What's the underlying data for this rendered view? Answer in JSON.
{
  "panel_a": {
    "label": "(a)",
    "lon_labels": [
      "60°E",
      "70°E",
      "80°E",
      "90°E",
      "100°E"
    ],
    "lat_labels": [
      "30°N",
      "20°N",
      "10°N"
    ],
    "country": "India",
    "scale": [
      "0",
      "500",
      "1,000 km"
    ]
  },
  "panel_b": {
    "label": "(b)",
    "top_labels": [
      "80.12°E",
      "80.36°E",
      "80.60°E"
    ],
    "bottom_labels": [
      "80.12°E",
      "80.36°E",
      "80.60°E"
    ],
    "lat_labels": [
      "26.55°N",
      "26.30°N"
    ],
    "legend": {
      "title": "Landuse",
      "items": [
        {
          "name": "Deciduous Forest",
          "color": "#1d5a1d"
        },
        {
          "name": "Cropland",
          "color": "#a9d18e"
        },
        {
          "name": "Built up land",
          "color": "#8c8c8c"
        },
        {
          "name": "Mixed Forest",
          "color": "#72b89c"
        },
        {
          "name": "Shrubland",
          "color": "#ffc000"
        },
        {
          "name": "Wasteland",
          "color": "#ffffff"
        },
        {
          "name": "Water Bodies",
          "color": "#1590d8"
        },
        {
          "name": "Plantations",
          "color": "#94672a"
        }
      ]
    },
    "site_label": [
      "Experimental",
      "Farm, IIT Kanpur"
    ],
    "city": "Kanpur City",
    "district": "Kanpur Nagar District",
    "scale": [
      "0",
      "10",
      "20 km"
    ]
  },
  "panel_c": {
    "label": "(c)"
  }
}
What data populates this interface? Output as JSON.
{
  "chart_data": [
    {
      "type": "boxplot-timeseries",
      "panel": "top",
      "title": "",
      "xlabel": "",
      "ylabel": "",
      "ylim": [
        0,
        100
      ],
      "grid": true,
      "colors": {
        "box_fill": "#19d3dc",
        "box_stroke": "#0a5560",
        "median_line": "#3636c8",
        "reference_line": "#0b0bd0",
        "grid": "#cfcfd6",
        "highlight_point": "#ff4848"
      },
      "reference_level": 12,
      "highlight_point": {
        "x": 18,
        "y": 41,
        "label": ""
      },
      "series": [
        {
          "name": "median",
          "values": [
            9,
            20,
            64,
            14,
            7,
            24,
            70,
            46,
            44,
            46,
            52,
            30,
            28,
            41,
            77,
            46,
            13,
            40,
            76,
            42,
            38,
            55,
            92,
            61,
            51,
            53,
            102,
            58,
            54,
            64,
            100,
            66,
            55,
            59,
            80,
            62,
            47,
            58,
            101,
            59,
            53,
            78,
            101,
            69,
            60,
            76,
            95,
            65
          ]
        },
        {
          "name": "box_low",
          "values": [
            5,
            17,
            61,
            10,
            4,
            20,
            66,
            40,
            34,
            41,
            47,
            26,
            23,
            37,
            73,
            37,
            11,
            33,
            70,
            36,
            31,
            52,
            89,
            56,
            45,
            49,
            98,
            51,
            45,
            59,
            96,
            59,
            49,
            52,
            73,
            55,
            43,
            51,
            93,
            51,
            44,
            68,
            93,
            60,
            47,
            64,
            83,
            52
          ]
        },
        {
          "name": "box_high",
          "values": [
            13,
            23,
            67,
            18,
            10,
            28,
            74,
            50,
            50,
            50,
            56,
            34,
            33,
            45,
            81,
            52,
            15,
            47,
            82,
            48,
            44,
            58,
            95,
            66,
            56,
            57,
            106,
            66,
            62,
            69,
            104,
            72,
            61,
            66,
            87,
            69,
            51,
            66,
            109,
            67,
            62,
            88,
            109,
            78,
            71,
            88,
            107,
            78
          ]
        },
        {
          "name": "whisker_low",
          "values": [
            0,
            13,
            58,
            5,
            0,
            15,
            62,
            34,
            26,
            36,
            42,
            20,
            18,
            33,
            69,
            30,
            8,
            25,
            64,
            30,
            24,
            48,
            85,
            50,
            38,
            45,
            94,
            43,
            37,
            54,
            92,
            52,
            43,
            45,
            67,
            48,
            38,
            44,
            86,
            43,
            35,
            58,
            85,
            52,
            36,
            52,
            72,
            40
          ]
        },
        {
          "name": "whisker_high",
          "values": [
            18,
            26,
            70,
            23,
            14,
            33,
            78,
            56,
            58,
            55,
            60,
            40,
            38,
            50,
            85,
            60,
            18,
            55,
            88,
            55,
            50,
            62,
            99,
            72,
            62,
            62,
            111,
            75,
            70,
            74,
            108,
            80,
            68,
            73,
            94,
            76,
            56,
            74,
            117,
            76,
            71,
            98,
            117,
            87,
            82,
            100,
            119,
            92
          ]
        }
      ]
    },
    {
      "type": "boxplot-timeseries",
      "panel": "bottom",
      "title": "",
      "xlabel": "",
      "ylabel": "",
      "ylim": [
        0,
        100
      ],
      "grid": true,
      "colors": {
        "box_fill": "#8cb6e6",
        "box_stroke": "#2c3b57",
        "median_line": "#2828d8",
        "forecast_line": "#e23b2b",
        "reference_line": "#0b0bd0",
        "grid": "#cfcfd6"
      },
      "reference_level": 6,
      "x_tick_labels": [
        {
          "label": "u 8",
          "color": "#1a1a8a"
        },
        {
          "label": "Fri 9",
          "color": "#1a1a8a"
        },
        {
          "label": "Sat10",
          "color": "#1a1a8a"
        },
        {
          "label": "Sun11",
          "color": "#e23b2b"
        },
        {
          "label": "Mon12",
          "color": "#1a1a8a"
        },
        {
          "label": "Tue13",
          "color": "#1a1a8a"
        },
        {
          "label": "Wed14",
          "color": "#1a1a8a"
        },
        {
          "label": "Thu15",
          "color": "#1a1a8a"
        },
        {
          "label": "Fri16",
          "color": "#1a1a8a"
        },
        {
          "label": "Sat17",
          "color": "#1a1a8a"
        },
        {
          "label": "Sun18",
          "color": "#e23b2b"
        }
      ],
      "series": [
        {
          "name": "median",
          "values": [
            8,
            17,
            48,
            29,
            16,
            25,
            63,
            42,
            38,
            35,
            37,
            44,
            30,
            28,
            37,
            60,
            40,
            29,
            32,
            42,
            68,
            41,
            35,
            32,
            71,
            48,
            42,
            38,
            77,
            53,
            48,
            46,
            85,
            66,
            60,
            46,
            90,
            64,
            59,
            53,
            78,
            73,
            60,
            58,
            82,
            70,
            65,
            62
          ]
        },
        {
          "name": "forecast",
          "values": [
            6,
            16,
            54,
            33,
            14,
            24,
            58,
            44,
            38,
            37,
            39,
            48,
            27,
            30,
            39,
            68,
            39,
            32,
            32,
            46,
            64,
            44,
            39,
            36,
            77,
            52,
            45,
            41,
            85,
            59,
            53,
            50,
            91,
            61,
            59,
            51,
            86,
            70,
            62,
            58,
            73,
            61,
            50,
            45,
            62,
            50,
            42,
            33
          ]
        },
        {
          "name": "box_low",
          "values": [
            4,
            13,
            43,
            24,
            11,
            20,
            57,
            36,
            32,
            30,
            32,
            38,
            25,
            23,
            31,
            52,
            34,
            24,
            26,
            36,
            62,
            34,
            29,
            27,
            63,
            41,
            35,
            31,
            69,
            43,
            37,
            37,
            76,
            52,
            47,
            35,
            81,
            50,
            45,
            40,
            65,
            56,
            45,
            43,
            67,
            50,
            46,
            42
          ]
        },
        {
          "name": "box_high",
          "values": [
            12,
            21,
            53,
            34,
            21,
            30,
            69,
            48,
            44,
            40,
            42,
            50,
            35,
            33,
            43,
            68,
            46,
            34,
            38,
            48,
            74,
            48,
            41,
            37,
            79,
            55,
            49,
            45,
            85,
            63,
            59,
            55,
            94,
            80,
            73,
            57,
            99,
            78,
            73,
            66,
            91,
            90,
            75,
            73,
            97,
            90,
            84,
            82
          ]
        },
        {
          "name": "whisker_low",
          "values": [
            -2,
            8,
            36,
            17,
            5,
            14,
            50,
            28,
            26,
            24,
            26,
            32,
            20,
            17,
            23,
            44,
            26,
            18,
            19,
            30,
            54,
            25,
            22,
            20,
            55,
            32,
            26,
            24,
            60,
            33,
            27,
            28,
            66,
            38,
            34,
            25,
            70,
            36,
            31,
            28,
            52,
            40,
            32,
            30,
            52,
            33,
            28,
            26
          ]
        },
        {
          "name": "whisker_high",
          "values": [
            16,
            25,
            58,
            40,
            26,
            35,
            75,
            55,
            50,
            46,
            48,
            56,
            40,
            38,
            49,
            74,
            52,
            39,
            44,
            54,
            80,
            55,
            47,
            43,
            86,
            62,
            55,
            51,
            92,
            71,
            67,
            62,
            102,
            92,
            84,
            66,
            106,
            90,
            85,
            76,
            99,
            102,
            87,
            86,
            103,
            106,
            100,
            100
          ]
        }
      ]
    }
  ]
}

--

#### Exercise description
In the material above, find each line that contains the word "grid", and select it.

#### Answer to this task
      "grid": true,
        "grid": "#cfcfd6",
      "grid": true,
        "grid": "#cfcfd6"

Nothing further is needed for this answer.